TASK DIRECTIONS: Copy all of the records below verbatim.

RECORDS FOR PROCESSING:
--------------------------------

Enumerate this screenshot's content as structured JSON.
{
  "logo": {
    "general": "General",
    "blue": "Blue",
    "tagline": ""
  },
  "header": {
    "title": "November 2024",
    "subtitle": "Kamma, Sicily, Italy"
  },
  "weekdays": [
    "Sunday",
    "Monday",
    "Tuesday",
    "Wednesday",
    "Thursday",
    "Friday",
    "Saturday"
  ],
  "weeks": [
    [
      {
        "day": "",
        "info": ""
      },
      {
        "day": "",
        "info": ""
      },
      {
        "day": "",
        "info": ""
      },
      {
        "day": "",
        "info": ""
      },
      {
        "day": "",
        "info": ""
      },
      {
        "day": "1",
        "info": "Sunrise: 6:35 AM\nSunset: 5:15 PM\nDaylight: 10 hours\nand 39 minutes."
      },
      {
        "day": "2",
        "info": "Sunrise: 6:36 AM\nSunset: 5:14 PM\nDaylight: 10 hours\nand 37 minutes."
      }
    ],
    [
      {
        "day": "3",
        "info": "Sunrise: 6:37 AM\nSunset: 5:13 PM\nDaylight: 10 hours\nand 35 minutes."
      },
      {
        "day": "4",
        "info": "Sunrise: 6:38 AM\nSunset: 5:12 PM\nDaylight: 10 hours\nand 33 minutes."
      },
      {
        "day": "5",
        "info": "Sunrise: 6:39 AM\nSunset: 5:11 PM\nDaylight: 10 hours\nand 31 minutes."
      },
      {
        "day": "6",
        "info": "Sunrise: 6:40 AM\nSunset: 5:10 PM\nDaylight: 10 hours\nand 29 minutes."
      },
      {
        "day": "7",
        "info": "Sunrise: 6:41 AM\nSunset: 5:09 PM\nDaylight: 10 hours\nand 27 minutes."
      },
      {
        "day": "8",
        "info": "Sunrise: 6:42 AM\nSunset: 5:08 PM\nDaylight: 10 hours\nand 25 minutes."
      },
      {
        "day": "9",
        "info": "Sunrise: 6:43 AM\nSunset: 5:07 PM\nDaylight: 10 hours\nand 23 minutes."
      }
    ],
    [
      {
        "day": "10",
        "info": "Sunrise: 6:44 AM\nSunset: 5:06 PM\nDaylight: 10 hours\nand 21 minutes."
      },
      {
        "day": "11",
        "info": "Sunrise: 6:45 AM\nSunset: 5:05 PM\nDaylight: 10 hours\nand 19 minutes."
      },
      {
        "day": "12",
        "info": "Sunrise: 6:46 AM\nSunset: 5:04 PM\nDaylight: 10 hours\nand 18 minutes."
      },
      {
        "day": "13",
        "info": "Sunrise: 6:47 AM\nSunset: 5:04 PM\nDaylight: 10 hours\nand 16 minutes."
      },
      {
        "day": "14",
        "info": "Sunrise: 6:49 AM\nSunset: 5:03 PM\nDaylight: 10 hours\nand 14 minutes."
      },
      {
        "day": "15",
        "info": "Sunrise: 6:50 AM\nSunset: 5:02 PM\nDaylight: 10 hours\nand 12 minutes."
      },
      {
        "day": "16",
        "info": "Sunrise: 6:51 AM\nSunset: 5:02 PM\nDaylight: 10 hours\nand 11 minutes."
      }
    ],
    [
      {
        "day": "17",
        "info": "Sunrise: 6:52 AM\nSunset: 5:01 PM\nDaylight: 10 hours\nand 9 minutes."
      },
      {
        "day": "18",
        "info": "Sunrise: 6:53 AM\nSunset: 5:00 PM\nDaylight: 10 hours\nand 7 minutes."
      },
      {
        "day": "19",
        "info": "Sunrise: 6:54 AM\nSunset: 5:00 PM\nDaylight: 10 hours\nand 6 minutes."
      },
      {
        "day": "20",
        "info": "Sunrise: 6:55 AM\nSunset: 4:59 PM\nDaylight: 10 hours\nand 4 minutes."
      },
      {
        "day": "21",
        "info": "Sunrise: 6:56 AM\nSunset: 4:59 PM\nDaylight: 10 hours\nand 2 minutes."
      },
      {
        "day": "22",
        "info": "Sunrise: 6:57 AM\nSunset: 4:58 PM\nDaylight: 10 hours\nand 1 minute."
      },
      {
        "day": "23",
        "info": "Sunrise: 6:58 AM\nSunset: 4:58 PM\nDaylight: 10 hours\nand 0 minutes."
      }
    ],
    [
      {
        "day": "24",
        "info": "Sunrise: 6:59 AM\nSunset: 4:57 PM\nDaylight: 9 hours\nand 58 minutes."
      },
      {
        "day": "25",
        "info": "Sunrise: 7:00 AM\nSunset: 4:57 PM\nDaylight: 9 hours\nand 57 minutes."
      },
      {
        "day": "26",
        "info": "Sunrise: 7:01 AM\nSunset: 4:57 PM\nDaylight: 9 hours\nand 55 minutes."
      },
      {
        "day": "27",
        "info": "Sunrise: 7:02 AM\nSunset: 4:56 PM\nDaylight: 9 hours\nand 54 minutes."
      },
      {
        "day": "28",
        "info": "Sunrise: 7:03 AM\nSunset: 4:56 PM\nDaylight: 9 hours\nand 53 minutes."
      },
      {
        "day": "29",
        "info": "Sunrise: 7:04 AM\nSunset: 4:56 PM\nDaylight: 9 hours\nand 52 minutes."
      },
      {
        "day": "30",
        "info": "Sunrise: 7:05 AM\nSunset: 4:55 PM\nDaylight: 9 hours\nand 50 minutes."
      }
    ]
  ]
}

--------------------------------

THE OUTPUT:
Enumerate this screenshot's content as structured JSON.
{
  "logo": {
    "general": "General",
    "blue": "Blue",
    "tagline": ""
  },
  "header": {
    "title": "November 2024",
    "subtitle": "Kamma, Sicily, Italy"
  },
  "weekdays": [
    "Sunday",
    "Monday",
    "Tuesday",
    "Wednesday",
    "Thursday",
    "Friday",
    "Saturday"
  ],
  "weeks": [
    [
      {
        "day": "",
        "info": ""
      },
      {
        "day": "",
        "info": ""
      },
      {
        "day": "",
        "info": ""
      },
      {
        "day": "",
        "info": ""
      },
      {
        "day": "",
        "info": ""
      },
      {
        "day": "1",
        "info": "Sunrise: 6:35 AM\nSunset: 5:15 PM\nDaylight: 10 hours\nand 39 minutes."
      },
      {
        "day": "2",
        "info": "Sunrise: 6:36 AM\nSunset: 5:14 PM\nDaylight: 10 hours\nand 37 minutes."
      }
    ],
    [
      {
        "day": "3",
        "info": "Sunrise: 6:37 AM\nSunset: 5:13 PM\nDaylight: 10 hours\nand 35 minutes."
      },
      {
        "day": "4",
        "info": "Sunrise: 6:38 AM\nSunset: 5:12 PM\nDaylight: 10 hours\nand 33 minutes."
      },
      {
        "day": "5",
        "info": "Sunrise: 6:39 AM\nSunset: 5:11 PM\nDaylight: 10 hours\nand 31 minutes."
      },
      {
        "day": "6",
        "info": "Sunrise: 6:40 AM\nSunset: 5:10 PM\nDaylight: 10 hours\nand 29 minutes."
      },
      {
        "day": "7",
        "info": "Sunrise: 6:41 AM\nSunset: 5:09 PM\nDaylight: 10 hours\nand 27 minutes."
      },
      {
        "day": "8",
        "info": "Sunrise: 6:42 AM\nSunset: 5:08 PM\nDaylight: 10 hours\nand 25 minutes."
      },
      {
        "day": "9",
        "info": "Sunrise: 6:43 AM\nSunset: 5:07 PM\nDaylight: 10 hours\nand 23 minutes."
      }
    ],
    [
      {
        "day": "10",
        "info": "Sunrise: 6:44 AM\nSunset: 5:06 PM\nDaylight: 10 hours\nand 21 minutes."
      },
      {
        "day": "11",
        "info": "Sunrise: 6:45 AM\nSunset: 5:05 PM\nDaylight: 10 hours\nand 19 minutes."
      },
      {
        "day": "12",
        "info": "Sunrise: 6:46 AM\nSunset: 5:04 PM\nDaylight: 10 hours\nand 18 minutes."
      },
      {
        "day": "13",
        "info": "Sunrise: 6:47 AM\nSunset: 5:04 PM\nDaylight: 10 hours\nand 16 minutes."
      },
      {
        "day": "14",
        "info": "Sunrise: 6:49 AM\nSunset: 5:03 PM\nDaylight: 10 hours\nand 14 minutes."
      },
      {
        "day": "15",
        "info": "Sunrise: 6:50 AM\nSunset: 5:02 PM\nDaylight: 10 hours\nand 12 minutes."
      },
      {
        "day": "16",
        "info": "Sunrise: 6:51 AM\nSunset: 5:02 PM\nDaylight: 10 hours\nand 11 minutes."
      }
    ],
    [
      {
        "day": "17",
        "info": "Sunrise: 6:52 AM\nSunset: 5:01 PM\nDaylight: 10 hours\nand 9 minutes."
      },
      {
        "day": "18",
        "info": "Sunrise: 6:53 AM\nSunset: 5:00 PM\nDaylight: 10 hours\nand 7 minutes."
      },
      {
        "day": "19",
        "info": "Sunrise: 6:54 AM\nSunset: 5:00 PM\nDaylight: 10 hours\nand 6 minutes."
      },
      {
        "day": "20",
        "info": "Sunrise: 6:55 AM\nSunset: 4:59 PM\nDaylight: 10 hours\nand 4 minutes."
      },
      {
        "day": "21",
        "info": "Sunrise: 6:56 AM\nSunset: 4:59 PM\nDaylight: 10 hours\nand 2 minutes."
      },
      {
        "day": "22",
        "info": "Sunrise: 6:57 AM\nSunset: 4:58 PM\nDaylight: 10 hours\nand 1 minute."
      },
      {
        "day": "23",
        "info": "Sunrise: 6:58 AM\nSunset: 4:58 PM\nDaylight: 10 hours\nand 0 minutes."
      }
    ],
    [
      {
        "day": "24",
        "info": "Sunrise: 6:59 AM\nSunset: 4:57 PM\nDaylight: 9 hours\nand 58 minutes."
      },
      {
        "day": "25",
        "info": "Sunrise: 7:00 AM\nSunset: 4:57 PM\nDaylight: 9 hours\nand 57 minutes."
      },
      {
        "day": "26",
        "info": "Sunrise: 7:01 AM\nSunset: 4:57 PM\nDaylight: 9 hours\nand 55 minutes."
      },
      {
        "day": "27",
        "info": "Sunrise: 7:02 AM\nSunset: 4:56 PM\nDaylight: 9 hours\nand 54 minutes."
      },
      {
        "day": "28",
        "info": "Sunrise: 7:03 AM\nSunset: 4:56 PM\nDaylight: 9 hours\nand 53 minutes."
      },
      {
        "day": "29",
        "info": "Sunrise: 7:04 AM\nSunset: 4:56 PM\nDaylight: 9 hours\nand 52 minutes."
      },
      {
        "day": "30",
        "info": "Sunrise: 7:05 AM\nSunset: 4:55 PM\nDaylight: 9 hours\nand 50 minutes."
      }
    ]
  ]
}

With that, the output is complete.